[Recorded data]

__________________________________________________

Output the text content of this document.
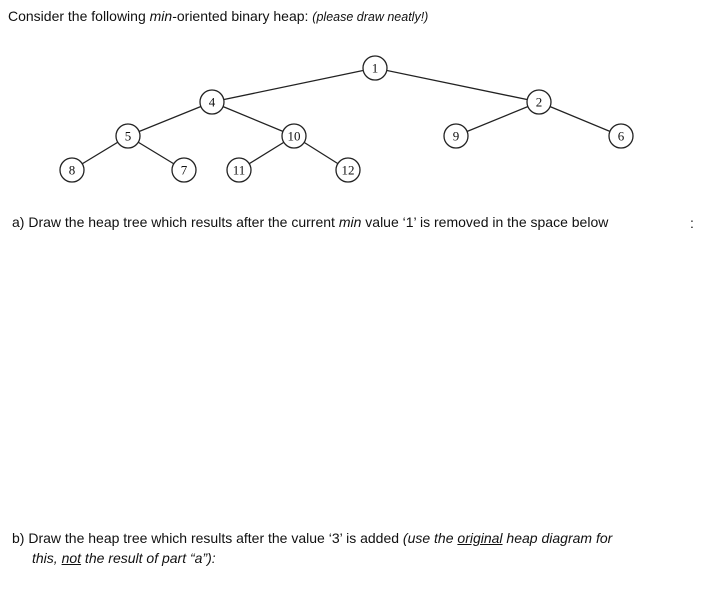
Consider the following min-oriented binary heap: (please draw neatly!)
1
4	2
5	10	9	6
8	7	11	12
a) Draw the heap tree which results after the current min value ‘1’ is removed in the space below	:
b) Draw the heap tree which results after the value ‘3’ is added (use the original heap diagram for
this, not the result of part “a”):
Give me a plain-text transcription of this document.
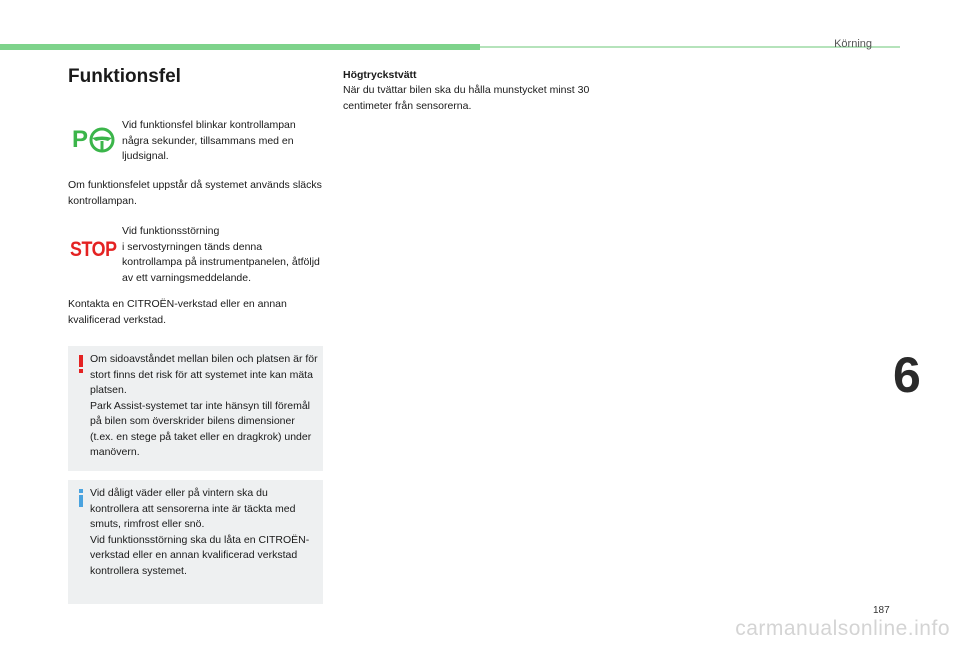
Körning
Funktionsfel
P

Vid funktionsfel blinkar kontrollampan några sekunder, tillsammans med en ljudsignal.

Om funktionsfelet uppstår då systemet används släcks kontrollampan.

STOP
Vid funktionsstörning
i servostyrningen tänds denna kontrollampa på instrumentpanelen, åtföljd av ett varningsmeddelande.

Kontakta en CITROËN-verkstad eller en annan kvalificerad verkstad.

Om sidoavståndet mellan bilen och platsen är för stort finns det risk för att systemet inte kan mäta platsen.

Park Assist-systemet tar inte hänsyn till föremål på bilen som överskrider bilens dimensioner (t.ex. en stege på taket eller en dragkrok) under manövern.

Vid dåligt väder eller på vintern ska du kontrollera att sensorerna inte är täckta med smuts, rimfrost eller snö.

Vid funktionsstörning ska du låta en CITROËN-verkstad eller en annan kvalificerad verkstad kontrollera systemet.

Högtryckstvätt
När du tvättar bilen ska du hålla munstycket minst 30 centimeter från sensorerna.
6
187
carmanualsonline.info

__________________________________________________

GIVEN EXERCISE: Pictures in the records above should not be copied. Repeat everything else exactly.

FULL RESPONSE:
Output the text content of this document.
Consider the following min-oriented binary heap: (please draw neatly!)
1
4	2
5	10	9	6
8	7	11	12
a) Draw the heap tree which results after the current min value ‘1’ is removed in the space below	:
b) Draw the heap tree which results after the value ‘3’ is added (use the original heap diagram for
this, not the result of part “a”):
Give me a plain-text transcription of this document.
Körning
Funktionsfel
P

Vid funktionsfel blinkar kontrollampan några sekunder, tillsammans med en ljudsignal.

Om funktionsfelet uppstår då systemet används släcks kontrollampan.

STOP
Vid funktionsstörning
i servostyrningen tänds denna kontrollampa på instrumentpanelen, åtföljd av ett varningsmeddelande.

Kontakta en CITROËN-verkstad eller en annan kvalificerad verkstad.

Om sidoavståndet mellan bilen och platsen är för stort finns det risk för att systemet inte kan mäta platsen.

Park Assist-systemet tar inte hänsyn till föremål på bilen som överskrider bilens dimensioner (t.ex. en stege på taket eller en dragkrok) under manövern.

Vid dåligt väder eller på vintern ska du kontrollera att sensorerna inte är täckta med smuts, rimfrost eller snö.

Vid funktionsstörning ska du låta en CITROËN-verkstad eller en annan kvalificerad verkstad kontrollera systemet.

Högtryckstvätt
När du tvättar bilen ska du hålla munstycket minst 30 centimeter från sensorerna.
6
187
carmanualsonline.info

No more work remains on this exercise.